Data entries:
########################################

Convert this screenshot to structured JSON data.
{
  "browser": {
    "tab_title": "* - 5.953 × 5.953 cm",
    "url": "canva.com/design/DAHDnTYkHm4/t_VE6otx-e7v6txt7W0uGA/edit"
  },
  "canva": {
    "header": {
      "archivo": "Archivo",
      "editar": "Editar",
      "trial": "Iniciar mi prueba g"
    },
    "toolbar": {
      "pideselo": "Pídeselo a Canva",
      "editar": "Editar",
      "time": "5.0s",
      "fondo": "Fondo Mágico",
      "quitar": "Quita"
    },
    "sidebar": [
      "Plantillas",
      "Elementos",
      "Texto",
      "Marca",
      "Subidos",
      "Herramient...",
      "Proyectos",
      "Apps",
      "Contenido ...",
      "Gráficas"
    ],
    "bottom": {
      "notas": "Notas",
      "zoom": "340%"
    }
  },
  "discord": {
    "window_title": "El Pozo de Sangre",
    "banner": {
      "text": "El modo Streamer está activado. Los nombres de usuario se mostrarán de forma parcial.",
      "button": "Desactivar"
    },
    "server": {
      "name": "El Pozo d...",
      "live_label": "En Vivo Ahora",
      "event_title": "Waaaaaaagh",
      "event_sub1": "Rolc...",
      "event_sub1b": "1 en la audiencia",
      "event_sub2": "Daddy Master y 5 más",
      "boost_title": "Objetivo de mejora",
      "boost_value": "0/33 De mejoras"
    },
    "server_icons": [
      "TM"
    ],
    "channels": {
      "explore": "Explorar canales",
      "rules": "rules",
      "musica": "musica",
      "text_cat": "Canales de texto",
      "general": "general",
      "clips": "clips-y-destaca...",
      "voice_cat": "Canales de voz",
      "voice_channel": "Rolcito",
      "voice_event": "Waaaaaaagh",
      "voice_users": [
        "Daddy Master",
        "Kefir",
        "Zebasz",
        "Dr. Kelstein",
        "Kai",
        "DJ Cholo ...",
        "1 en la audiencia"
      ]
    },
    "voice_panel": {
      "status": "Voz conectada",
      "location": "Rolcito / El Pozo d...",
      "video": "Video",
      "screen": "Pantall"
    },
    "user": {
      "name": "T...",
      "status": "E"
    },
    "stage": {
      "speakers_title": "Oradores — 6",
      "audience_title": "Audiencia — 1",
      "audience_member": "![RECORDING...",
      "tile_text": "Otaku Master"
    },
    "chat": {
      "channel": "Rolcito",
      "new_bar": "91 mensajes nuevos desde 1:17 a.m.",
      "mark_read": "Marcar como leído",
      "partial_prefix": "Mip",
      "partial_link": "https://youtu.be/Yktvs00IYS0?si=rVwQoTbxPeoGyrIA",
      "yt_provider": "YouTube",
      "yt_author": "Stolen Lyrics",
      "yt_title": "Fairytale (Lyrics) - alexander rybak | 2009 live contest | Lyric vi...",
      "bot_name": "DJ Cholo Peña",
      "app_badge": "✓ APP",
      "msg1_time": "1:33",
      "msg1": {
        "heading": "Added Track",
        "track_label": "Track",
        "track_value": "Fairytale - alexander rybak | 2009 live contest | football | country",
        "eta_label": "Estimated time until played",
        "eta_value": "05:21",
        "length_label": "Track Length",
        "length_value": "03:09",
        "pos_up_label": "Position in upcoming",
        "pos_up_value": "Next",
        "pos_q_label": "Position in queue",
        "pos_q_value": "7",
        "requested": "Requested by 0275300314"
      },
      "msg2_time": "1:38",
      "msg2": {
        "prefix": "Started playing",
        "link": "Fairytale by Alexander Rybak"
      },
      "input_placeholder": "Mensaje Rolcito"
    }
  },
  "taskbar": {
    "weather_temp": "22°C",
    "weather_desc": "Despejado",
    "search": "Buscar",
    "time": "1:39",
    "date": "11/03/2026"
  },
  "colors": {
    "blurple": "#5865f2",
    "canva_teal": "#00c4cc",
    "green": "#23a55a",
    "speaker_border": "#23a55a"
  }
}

########################################

What you will do:
Where a line above includes "Daddy", copy that line.

Result:
      "event_sub2": "Daddy Master y 5 más",
        "Daddy Master",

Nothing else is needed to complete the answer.